— START STORED RECORDS —
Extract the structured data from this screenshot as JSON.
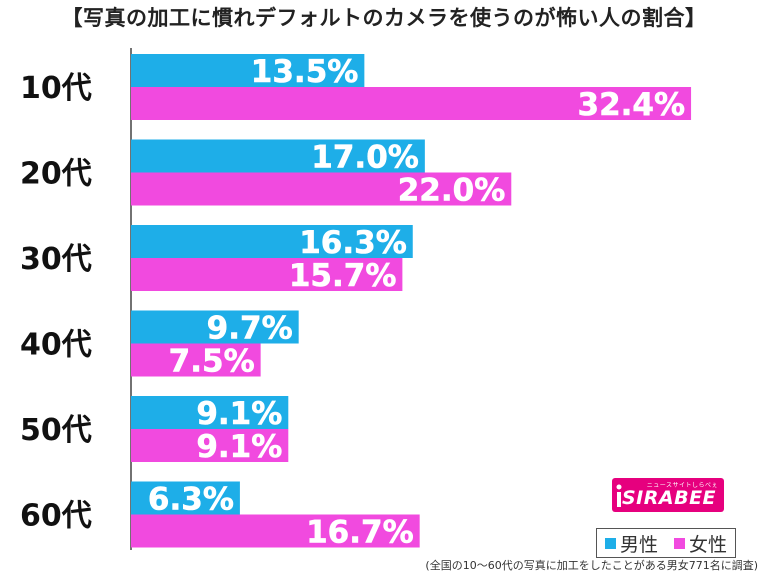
{
  "title": "【写真の加工に慣れデフォルトのカメラを使うのが怖い人の割合】",
  "chart_data": {
    "type": "bar",
    "orientation": "horizontal",
    "categories": [
      "10代",
      "20代",
      "30代",
      "40代",
      "50代",
      "60代"
    ],
    "series": [
      {
        "name": "男性",
        "color": "#1eaee8",
        "values": [
          13.5,
          17.0,
          16.3,
          9.7,
          9.1,
          6.3
        ]
      },
      {
        "name": "女性",
        "color": "#f14adf",
        "values": [
          32.4,
          22.0,
          15.7,
          7.5,
          9.1,
          16.7
        ]
      }
    ],
    "value_format": "{v}%",
    "xlim": [
      0,
      35
    ],
    "grid": false,
    "legend": "bottom-right"
  },
  "legend": {
    "male_label": "男性",
    "female_label": "女性"
  },
  "note": "(全国の10〜60代の写真に加工をしたことがある男女771名に調査)",
  "logo": {
    "text": "SIRABEE",
    "sub_text": "ニュースサイトしらべぇ",
    "color": "#e6007e"
  }
}
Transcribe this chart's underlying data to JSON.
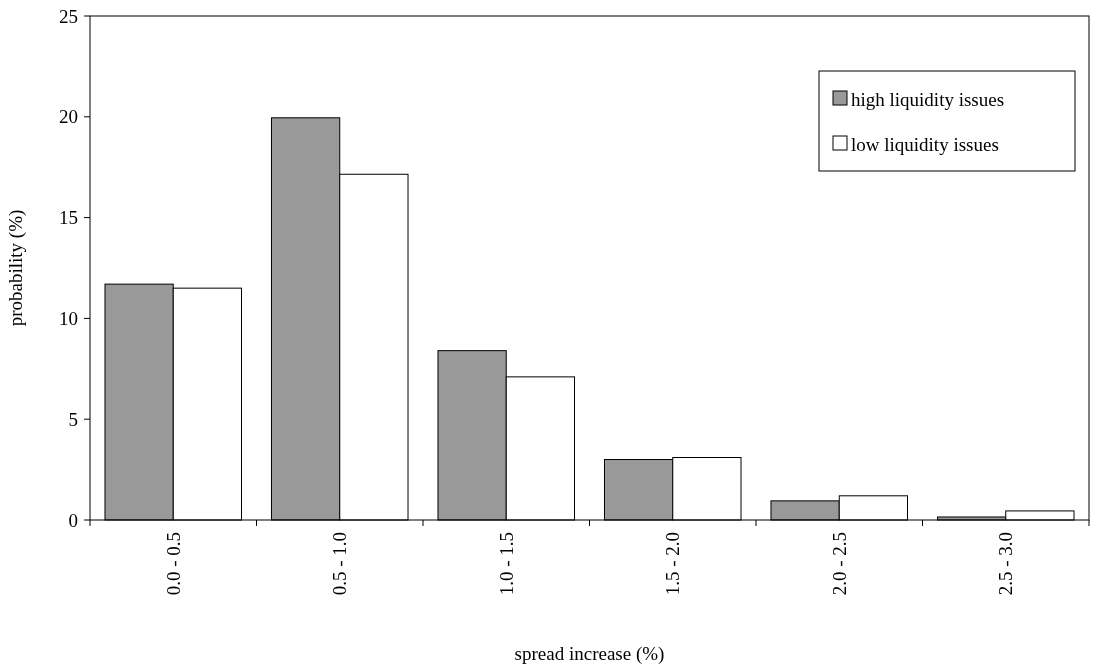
{
  "chart_data": {
    "type": "bar",
    "xlabel": "spread increase (%)",
    "ylabel": "probability (%)",
    "categories": [
      "0.0 - 0.5",
      "0.5 - 1.0",
      "1.0 - 1.5",
      "1.5 - 2.0",
      "2.0 - 2.5",
      "2.5 - 3.0"
    ],
    "series": [
      {
        "name": "high liquidity issues",
        "color": "#999999",
        "values": [
          11.7,
          19.95,
          8.4,
          3.0,
          0.95,
          0.15
        ]
      },
      {
        "name": "low liquidity issues",
        "color": "#ffffff",
        "values": [
          11.5,
          17.15,
          7.1,
          3.1,
          1.2,
          0.45
        ]
      }
    ],
    "ylim": [
      0,
      25
    ],
    "yticks": [
      0,
      5,
      10,
      15,
      20,
      25
    ],
    "grid": false,
    "legend": "top right"
  }
}
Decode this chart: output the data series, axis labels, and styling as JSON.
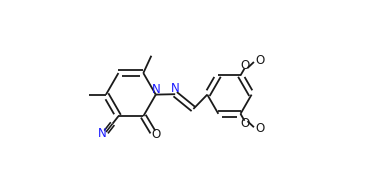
{
  "background_color": "#ffffff",
  "line_color": "#1a1a1a",
  "figsize": [
    3.66,
    1.85
  ],
  "dpi": 100,
  "bond_lw": 1.3,
  "font_size": 8.5,
  "xlim": [
    0.03,
    1.0
  ],
  "ylim": [
    0.08,
    0.95
  ]
}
— END STORED RECORDS —
DIRECTIONS FOR THIS TASK:
Extract the run of lines beginning with the line that holds "Decode this chart: output" and ending at the last line of the data, inclusive. Exclude any pictures from the copy.

RESULT OF THIS EXERCISE:
Decode this chart: output the data series, axis labels, and styling as JSON.
{
  "background_color": "#ffffff",
  "line_color": "#1a1a1a",
  "figsize": [
    3.66,
    1.85
  ],
  "dpi": 100,
  "bond_lw": 1.3,
  "font_size": 8.5,
  "xlim": [
    0.03,
    1.0
  ],
  "ylim": [
    0.08,
    0.95
  ]
}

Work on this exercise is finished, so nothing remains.